Task prompt: Give the entries back exactly, dropping each image.

Material provided:
****************************************

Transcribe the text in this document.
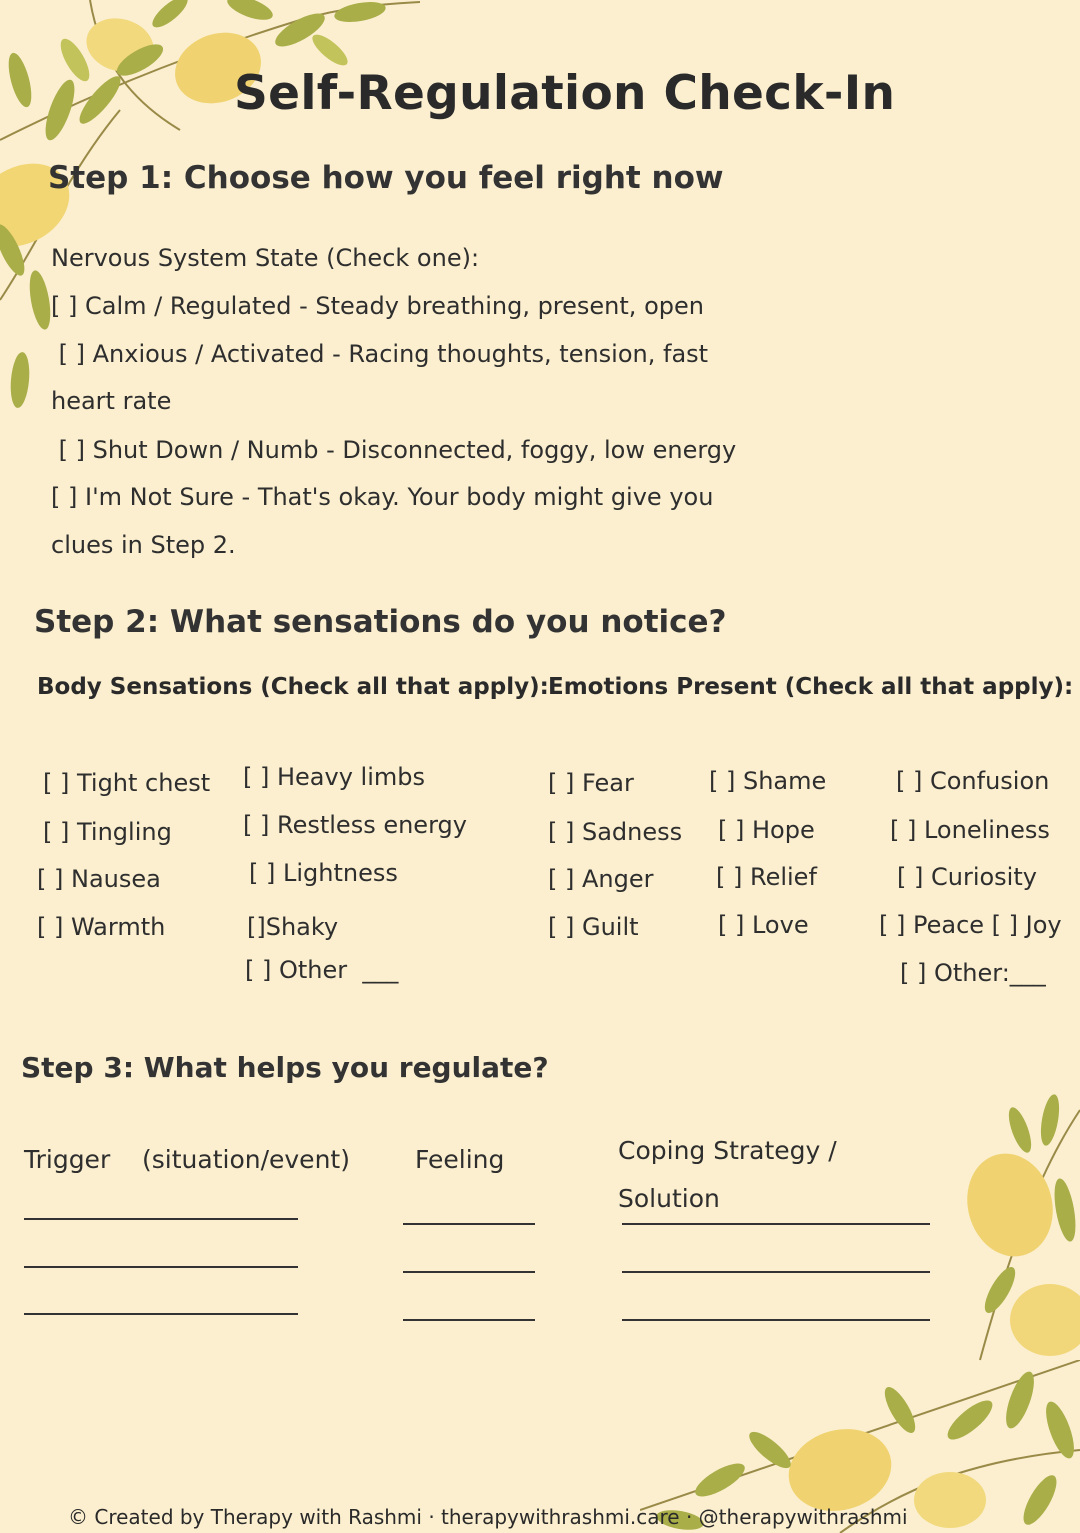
Self-Regulation Check-In
Step 1: Choose how you feel right now
Nervous System State (Check one):
[ ] Calm / Regulated - Steady breathing, present, open
[ ] Anxious / Activated - Racing thoughts, tension, fast
heart rate
[ ] Shut Down / Numb - Disconnected, foggy, low energy
[ ] I'm Not Sure - That's okay. Your body might give you
clues in Step 2.
Step 2: What sensations do you notice?
Body Sensations (Check all that apply): Emotions Present (Check all that apply):
[ ] Tight chest
[ ] Tingling
[ ] Nausea
[ ] Warmth
[ ] Heavy limbs
[ ] Restless energy
[ ] Lightness
[]Shaky
[ ] Other  ___
[ ] Fear
[ ] Sadness
[ ] Anger
[ ] Guilt
[ ] Shame
[ ] Hope
[ ] Relief
[ ] Love
[ ] Confusion
[ ] Loneliness
[ ] Curiosity
[ ] Peace [ ] Joy
[ ] Other:___
Step 3: What helps you regulate?
Trigger    (situation/event)	Feeling	Coping Strategy /
Solution
© Created by Therapy with Rashmi · therapywithrashmi.care · @therapywithrashmi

****************************************

Reply to the exercise:
Transcribe the text in this document.
Self-Regulation Check-In
Step 1: Choose how you feel right now
Nervous System State (Check one):
[ ] Calm / Regulated - Steady breathing, present, open
[ ] Anxious / Activated - Racing thoughts, tension, fast
heart rate
[ ] Shut Down / Numb - Disconnected, foggy, low energy
[ ] I'm Not Sure - That's okay. Your body might give you
clues in Step 2.
Step 2: What sensations do you notice?
Body Sensations (Check all that apply): Emotions Present (Check all that apply):
[ ] Tight chest
[ ] Tingling
[ ] Nausea
[ ] Warmth
[ ] Heavy limbs
[ ] Restless energy
[ ] Lightness
[]Shaky
[ ] Other  ___
[ ] Fear
[ ] Sadness
[ ] Anger
[ ] Guilt
[ ] Shame
[ ] Hope
[ ] Relief
[ ] Love
[ ] Confusion
[ ] Loneliness
[ ] Curiosity
[ ] Peace [ ] Joy
[ ] Other:___
Step 3: What helps you regulate?
Trigger    (situation/event)	Feeling	Coping Strategy /
Solution
© Created by Therapy with Rashmi · therapywithrashmi.care · @therapywithrashmi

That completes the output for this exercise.